Brief
Output the material below unchanged, apart from leaving out the pictures.

Supplied entries
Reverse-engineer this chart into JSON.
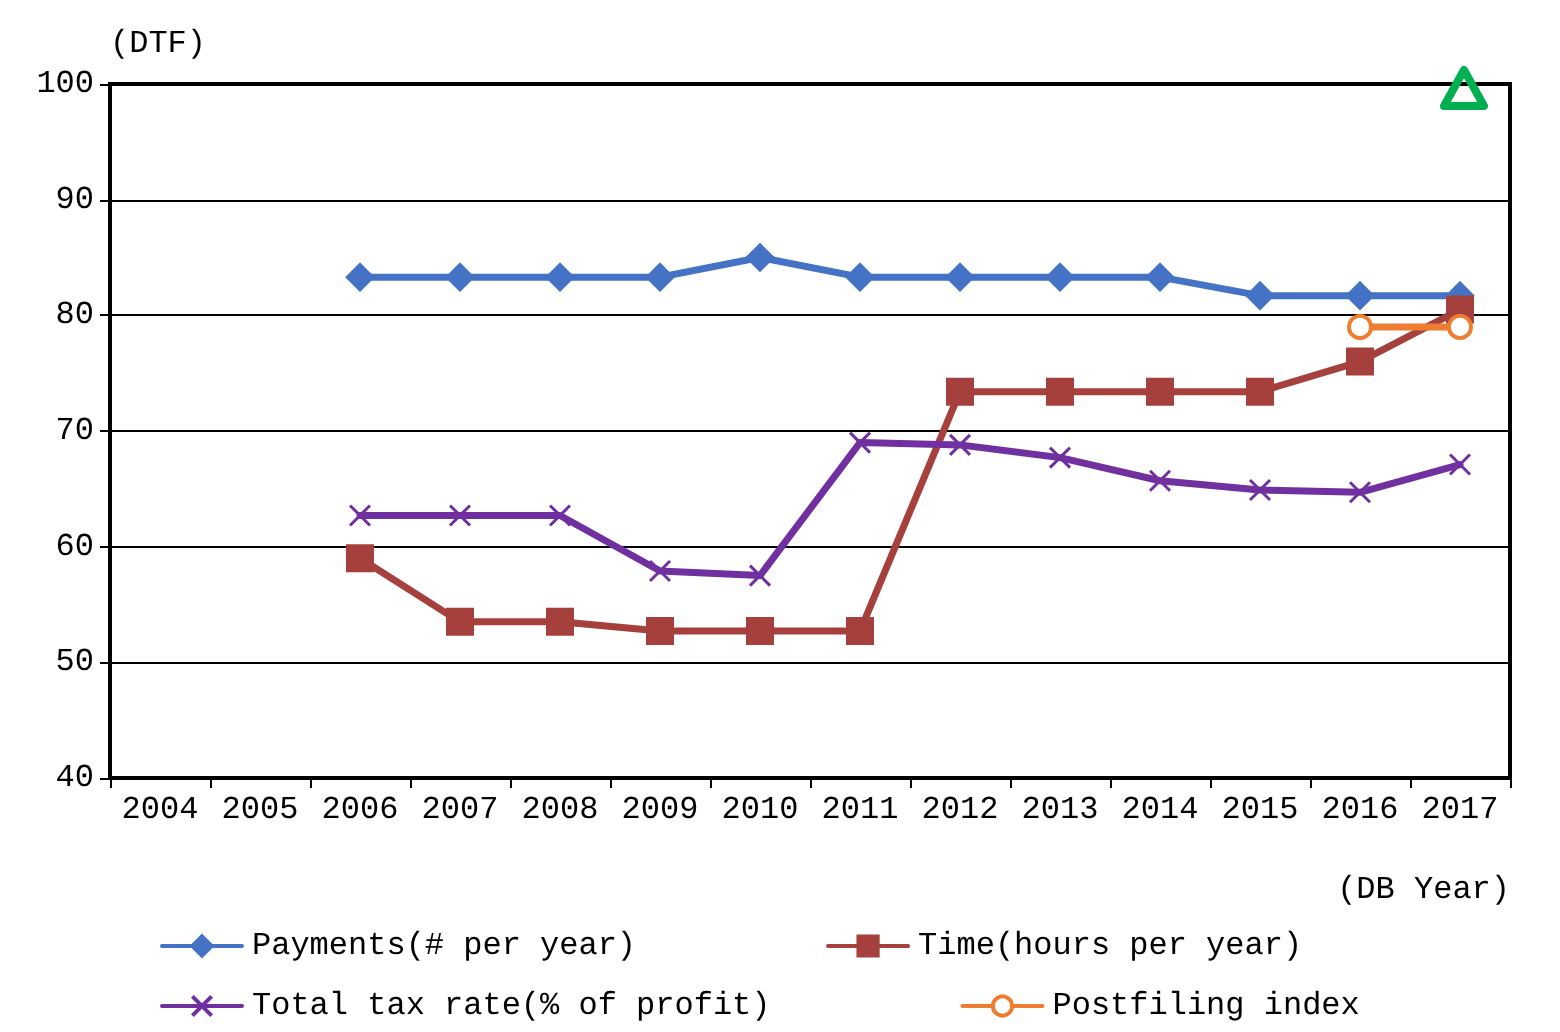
{
  "chart_data": {
    "type": "line",
    "ylabel": "(DTF)",
    "xlabel": "(DB Year)",
    "categories": [
      "2004",
      "2005",
      "2006",
      "2007",
      "2008",
      "2009",
      "2010",
      "2011",
      "2012",
      "2013",
      "2014",
      "2015",
      "2016",
      "2017"
    ],
    "series": [
      {
        "name": "Payments(# per year)",
        "color": "#4472c4",
        "marker": "diamond",
        "values": [
          null,
          null,
          83.3,
          83.3,
          83.3,
          83.3,
          85,
          83.3,
          83.3,
          83.3,
          83.3,
          81.7,
          81.7,
          81.7
        ]
      },
      {
        "name": "Time(hours per year)",
        "color": "#a5403d",
        "marker": "square",
        "values": [
          null,
          null,
          59,
          53.5,
          53.5,
          52.7,
          52.7,
          52.7,
          73.4,
          73.4,
          73.4,
          73.4,
          76,
          80.5
        ]
      },
      {
        "name": "Total tax rate(% of profit)",
        "color": "#7030a0",
        "marker": "cross",
        "values": [
          null,
          null,
          62.7,
          62.7,
          62.7,
          57.9,
          57.5,
          69,
          68.8,
          67.7,
          65.7,
          64.9,
          64.7,
          67.1
        ]
      },
      {
        "name": "Postfiling index",
        "color": "#ed7d31",
        "marker": "circle",
        "values": [
          null,
          null,
          null,
          null,
          null,
          null,
          null,
          null,
          null,
          null,
          null,
          null,
          79,
          79
        ]
      }
    ],
    "ylim": [
      40,
      100
    ],
    "yticks": [
      40,
      50,
      60,
      70,
      80,
      90,
      100
    ],
    "grid": "y",
    "legend": "bottom"
  }
}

Reply
Reverse-engineer this chart into JSON.
{
  "chart_data": {
    "type": "line",
    "ylabel": "(DTF)",
    "xlabel": "(DB Year)",
    "categories": [
      "2004",
      "2005",
      "2006",
      "2007",
      "2008",
      "2009",
      "2010",
      "2011",
      "2012",
      "2013",
      "2014",
      "2015",
      "2016",
      "2017"
    ],
    "series": [
      {
        "name": "Payments(# per year)",
        "color": "#4472c4",
        "marker": "diamond",
        "values": [
          null,
          null,
          83.3,
          83.3,
          83.3,
          83.3,
          85,
          83.3,
          83.3,
          83.3,
          83.3,
          81.7,
          81.7,
          81.7
        ]
      },
      {
        "name": "Time(hours per year)",
        "color": "#a5403d",
        "marker": "square",
        "values": [
          null,
          null,
          59,
          53.5,
          53.5,
          52.7,
          52.7,
          52.7,
          73.4,
          73.4,
          73.4,
          73.4,
          76,
          80.5
        ]
      },
      {
        "name": "Total tax rate(% of profit)",
        "color": "#7030a0",
        "marker": "cross",
        "values": [
          null,
          null,
          62.7,
          62.7,
          62.7,
          57.9,
          57.5,
          69,
          68.8,
          67.7,
          65.7,
          64.9,
          64.7,
          67.1
        ]
      },
      {
        "name": "Postfiling index",
        "color": "#ed7d31",
        "marker": "circle",
        "values": [
          null,
          null,
          null,
          null,
          null,
          null,
          null,
          null,
          null,
          null,
          null,
          null,
          79,
          79
        ]
      }
    ],
    "ylim": [
      40,
      100
    ],
    "yticks": [
      40,
      50,
      60,
      70,
      80,
      90,
      100
    ],
    "grid": "y",
    "legend": "bottom"
  }
}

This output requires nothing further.